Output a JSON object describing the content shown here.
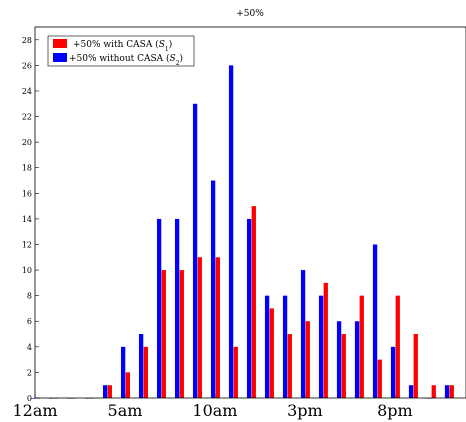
{
  "chart_data": {
    "type": "bar",
    "title": "+50%",
    "xlabel": "",
    "ylabel": "",
    "ylim": [
      0,
      29
    ],
    "yticks": [
      0,
      2,
      4,
      6,
      8,
      10,
      12,
      14,
      16,
      18,
      20,
      22,
      24,
      26,
      28
    ],
    "grid": false,
    "legend_position": "top-left",
    "x_tick_labels": [
      {
        "label": "12am",
        "hour": 0
      },
      {
        "label": "5am",
        "hour": 5
      },
      {
        "label": "10am",
        "hour": 10
      },
      {
        "label": "3pm",
        "hour": 15
      },
      {
        "label": "8pm",
        "hour": 20
      }
    ],
    "hours": [
      0,
      1,
      2,
      3,
      4,
      5,
      6,
      7,
      8,
      9,
      10,
      11,
      12,
      13,
      14,
      15,
      16,
      17,
      18,
      19,
      20,
      21,
      22,
      23
    ],
    "series": [
      {
        "name": "+50% with CASA (S1)",
        "color": "#ff0000",
        "values": [
          0,
          0,
          0,
          0,
          1,
          2,
          4,
          10,
          10,
          11,
          11,
          4,
          15,
          7,
          5,
          6,
          9,
          5,
          8,
          3,
          8,
          5,
          1,
          1
        ]
      },
      {
        "name": "+50% without CASA (S2)",
        "color": "#0000ff",
        "values": [
          0,
          0,
          0,
          0,
          1,
          4,
          5,
          14,
          14,
          23,
          17,
          26,
          14,
          8,
          8,
          10,
          8,
          6,
          6,
          12,
          4,
          1,
          0,
          1
        ]
      }
    ]
  },
  "legend": {
    "entries": [
      {
        "prefix": "+50% with CASA (",
        "sym": "S",
        "sub": "1",
        "suffix": ")"
      },
      {
        "prefix": "+50% without CASA (",
        "sym": "S",
        "sub": "2",
        "suffix": ")"
      }
    ]
  }
}
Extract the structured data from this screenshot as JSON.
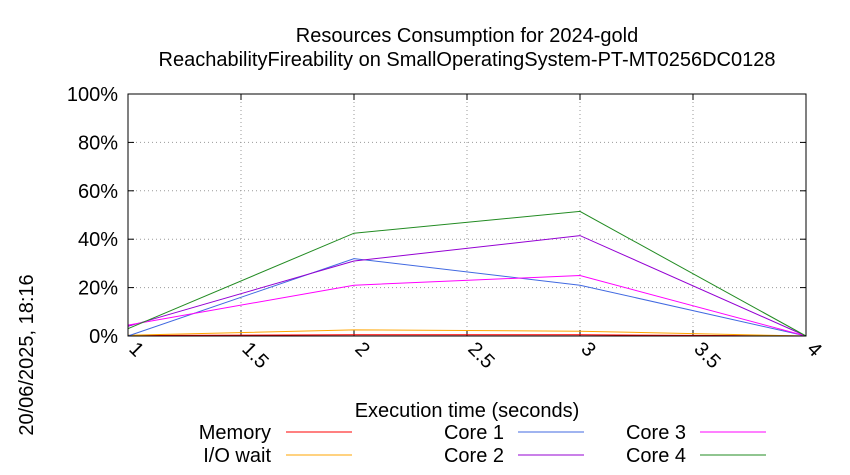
{
  "chart_data": {
    "type": "line",
    "title": "Resources Consumption for 2024-gold",
    "subtitle": "ReachabilityFireability on SmallOperatingSystem-PT-MT0256DC0128",
    "xlabel": "Execution time (seconds)",
    "ylabel": "",
    "side_label": "20/06/2025, 18:16",
    "xlim": [
      1,
      4
    ],
    "ylim": [
      0,
      100
    ],
    "x_ticks": [
      "1",
      "1.5",
      "2",
      "2.5",
      "3",
      "3.5",
      "4"
    ],
    "y_ticks": [
      "0%",
      "20%",
      "40%",
      "60%",
      "80%",
      "100%"
    ],
    "grid": true,
    "legend_position": "bottom",
    "series": [
      {
        "name": "Memory",
        "color": "#ff0000",
        "x": [
          1,
          2,
          3,
          4
        ],
        "y": [
          0.2,
          0.5,
          0.5,
          0
        ]
      },
      {
        "name": "I/O wait",
        "color": "#ffa500",
        "x": [
          1,
          2,
          3,
          4
        ],
        "y": [
          0.3,
          2.5,
          2,
          0
        ]
      },
      {
        "name": "Core 1",
        "color": "#4169e1",
        "x": [
          1,
          2,
          3,
          4
        ],
        "y": [
          0,
          32,
          21,
          0
        ]
      },
      {
        "name": "Core 2",
        "color": "#9400d3",
        "x": [
          1,
          2,
          3,
          4
        ],
        "y": [
          4,
          31,
          41.5,
          0
        ]
      },
      {
        "name": "Core 3",
        "color": "#ff00ff",
        "x": [
          1,
          2,
          3,
          4
        ],
        "y": [
          4.5,
          21,
          25,
          0
        ]
      },
      {
        "name": "Core 4",
        "color": "#228b22",
        "x": [
          1,
          2,
          3,
          4
        ],
        "y": [
          3,
          42.5,
          51.5,
          0
        ]
      }
    ]
  }
}
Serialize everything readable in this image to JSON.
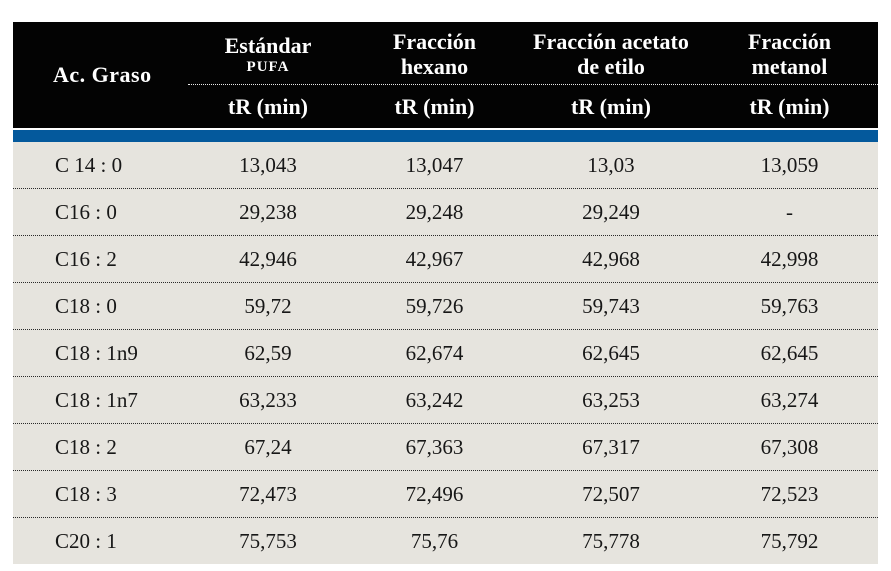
{
  "table": {
    "row_header_label": "Ac. Graso",
    "columns": [
      {
        "line1": "Estándar",
        "line2": "PUFA",
        "unit": "tR (min)"
      },
      {
        "line1": "Fracción",
        "line2": "hexano",
        "unit": "tR (min)"
      },
      {
        "line1": "Fracción acetato",
        "line2": "de etilo",
        "unit": "tR (min)"
      },
      {
        "line1": "Fracción",
        "line2": "metanol",
        "unit": "tR (min)"
      }
    ],
    "rows": [
      {
        "label": "C 14 : 0",
        "values": [
          "13,043",
          "13,047",
          "13,03",
          "13,059"
        ]
      },
      {
        "label": "C16 : 0",
        "values": [
          "29,238",
          "29,248",
          "29,249",
          "-"
        ]
      },
      {
        "label": "C16 : 2",
        "values": [
          "42,946",
          "42,967",
          "42,968",
          "42,998"
        ]
      },
      {
        "label": "C18 : 0",
        "values": [
          "59,72",
          "59,726",
          "59,743",
          "59,763"
        ]
      },
      {
        "label": "C18 : 1n9",
        "values": [
          "62,59",
          "62,674",
          "62,645",
          "62,645"
        ]
      },
      {
        "label": "C18 : 1n7",
        "values": [
          "63,233",
          "63,242",
          "63,253",
          "63,274"
        ]
      },
      {
        "label": "C18 : 2",
        "values": [
          "67,24",
          "67,363",
          "67,317",
          "67,308"
        ]
      },
      {
        "label": "C18 : 3",
        "values": [
          "72,473",
          "72,496",
          "72,507",
          "72,523"
        ]
      },
      {
        "label": "C20 : 1",
        "values": [
          "75,753",
          "75,76",
          "75,778",
          "75,792"
        ]
      }
    ],
    "colors": {
      "header_bg": "#030303",
      "accent_bar": "#04599c",
      "body_bg": "#e6e4de",
      "header_text": "#ffffff",
      "body_text": "#171717"
    }
  }
}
-*-*-
» WORK TO DO
The records above should be reproduced exactly, with no pictures included.

» SOLUTION FOR THIS EXERCISE
Output a JSON object describing the content shown here.
{
  "chart_data": {
    "type": "bar",
    "title": "+50%",
    "xlabel": "",
    "ylabel": "",
    "ylim": [
      0,
      29
    ],
    "yticks": [
      0,
      2,
      4,
      6,
      8,
      10,
      12,
      14,
      16,
      18,
      20,
      22,
      24,
      26,
      28
    ],
    "grid": false,
    "legend_position": "top-left",
    "x_tick_labels": [
      {
        "label": "12am",
        "hour": 0
      },
      {
        "label": "5am",
        "hour": 5
      },
      {
        "label": "10am",
        "hour": 10
      },
      {
        "label": "3pm",
        "hour": 15
      },
      {
        "label": "8pm",
        "hour": 20
      }
    ],
    "hours": [
      0,
      1,
      2,
      3,
      4,
      5,
      6,
      7,
      8,
      9,
      10,
      11,
      12,
      13,
      14,
      15,
      16,
      17,
      18,
      19,
      20,
      21,
      22,
      23
    ],
    "series": [
      {
        "name": "+50% with CASA (S1)",
        "color": "#ff0000",
        "values": [
          0,
          0,
          0,
          0,
          1,
          2,
          4,
          10,
          10,
          11,
          11,
          4,
          15,
          7,
          5,
          6,
          9,
          5,
          8,
          3,
          8,
          5,
          1,
          1
        ]
      },
      {
        "name": "+50% without CASA (S2)",
        "color": "#0000ff",
        "values": [
          0,
          0,
          0,
          0,
          1,
          4,
          5,
          14,
          14,
          23,
          17,
          26,
          14,
          8,
          8,
          10,
          8,
          6,
          6,
          12,
          4,
          1,
          0,
          1
        ]
      }
    ]
  },
  "legend": {
    "entries": [
      {
        "prefix": "+50% with CASA (",
        "sym": "S",
        "sub": "1",
        "suffix": ")"
      },
      {
        "prefix": "+50% without CASA (",
        "sym": "S",
        "sub": "2",
        "suffix": ")"
      }
    ]
  }
}
Extract the structured data from this screenshot as JSON.
{
  "chart_data": {
    "type": "line",
    "title": "Resources Consumption for 2024-gold",
    "subtitle": "ReachabilityFireability on SmallOperatingSystem-PT-MT0256DC0128",
    "xlabel": "Execution time (seconds)",
    "ylabel": "",
    "side_label": "20/06/2025, 18:16",
    "xlim": [
      1,
      4
    ],
    "ylim": [
      0,
      100
    ],
    "x_ticks": [
      "1",
      "1.5",
      "2",
      "2.5",
      "3",
      "3.5",
      "4"
    ],
    "y_ticks": [
      "0%",
      "20%",
      "40%",
      "60%",
      "80%",
      "100%"
    ],
    "grid": true,
    "legend_position": "bottom",
    "series": [
      {
        "name": "Memory",
        "color": "#ff0000",
        "x": [
          1,
          2,
          3,
          4
        ],
        "y": [
          0.2,
          0.5,
          0.5,
          0
        ]
      },
      {
        "name": "I/O wait",
        "color": "#ffa500",
        "x": [
          1,
          2,
          3,
          4
        ],
        "y": [
          0.3,
          2.5,
          2,
          0
        ]
      },
      {
        "name": "Core 1",
        "color": "#4169e1",
        "x": [
          1,
          2,
          3,
          4
        ],
        "y": [
          0,
          32,
          21,
          0
        ]
      },
      {
        "name": "Core 2",
        "color": "#9400d3",
        "x": [
          1,
          2,
          3,
          4
        ],
        "y": [
          4,
          31,
          41.5,
          0
        ]
      },
      {
        "name": "Core 3",
        "color": "#ff00ff",
        "x": [
          1,
          2,
          3,
          4
        ],
        "y": [
          4.5,
          21,
          25,
          0
        ]
      },
      {
        "name": "Core 4",
        "color": "#228b22",
        "x": [
          1,
          2,
          3,
          4
        ],
        "y": [
          3,
          42.5,
          51.5,
          0
        ]
      }
    ]
  }
}
Serialize everything readable in this image to JSON.
{
  "table": {
    "row_header_label": "Ac. Graso",
    "columns": [
      {
        "line1": "Estándar",
        "line2": "PUFA",
        "unit": "tR (min)"
      },
      {
        "line1": "Fracción",
        "line2": "hexano",
        "unit": "tR (min)"
      },
      {
        "line1": "Fracción acetato",
        "line2": "de etilo",
        "unit": "tR (min)"
      },
      {
        "line1": "Fracción",
        "line2": "metanol",
        "unit": "tR (min)"
      }
    ],
    "rows": [
      {
        "label": "C 14 : 0",
        "values": [
          "13,043",
          "13,047",
          "13,03",
          "13,059"
        ]
      },
      {
        "label": "C16 : 0",
        "values": [
          "29,238",
          "29,248",
          "29,249",
          "-"
        ]
      },
      {
        "label": "C16 : 2",
        "values": [
          "42,946",
          "42,967",
          "42,968",
          "42,998"
        ]
      },
      {
        "label": "C18 : 0",
        "values": [
          "59,72",
          "59,726",
          "59,743",
          "59,763"
        ]
      },
      {
        "label": "C18 : 1n9",
        "values": [
          "62,59",
          "62,674",
          "62,645",
          "62,645"
        ]
      },
      {
        "label": "C18 : 1n7",
        "values": [
          "63,233",
          "63,242",
          "63,253",
          "63,274"
        ]
      },
      {
        "label": "C18 : 2",
        "values": [
          "67,24",
          "67,363",
          "67,317",
          "67,308"
        ]
      },
      {
        "label": "C18 : 3",
        "values": [
          "72,473",
          "72,496",
          "72,507",
          "72,523"
        ]
      },
      {
        "label": "C20 : 1",
        "values": [
          "75,753",
          "75,76",
          "75,778",
          "75,792"
        ]
      }
    ],
    "colors": {
      "header_bg": "#030303",
      "accent_bar": "#04599c",
      "body_bg": "#e6e4de",
      "header_text": "#ffffff",
      "body_text": "#171717"
    }
  }
}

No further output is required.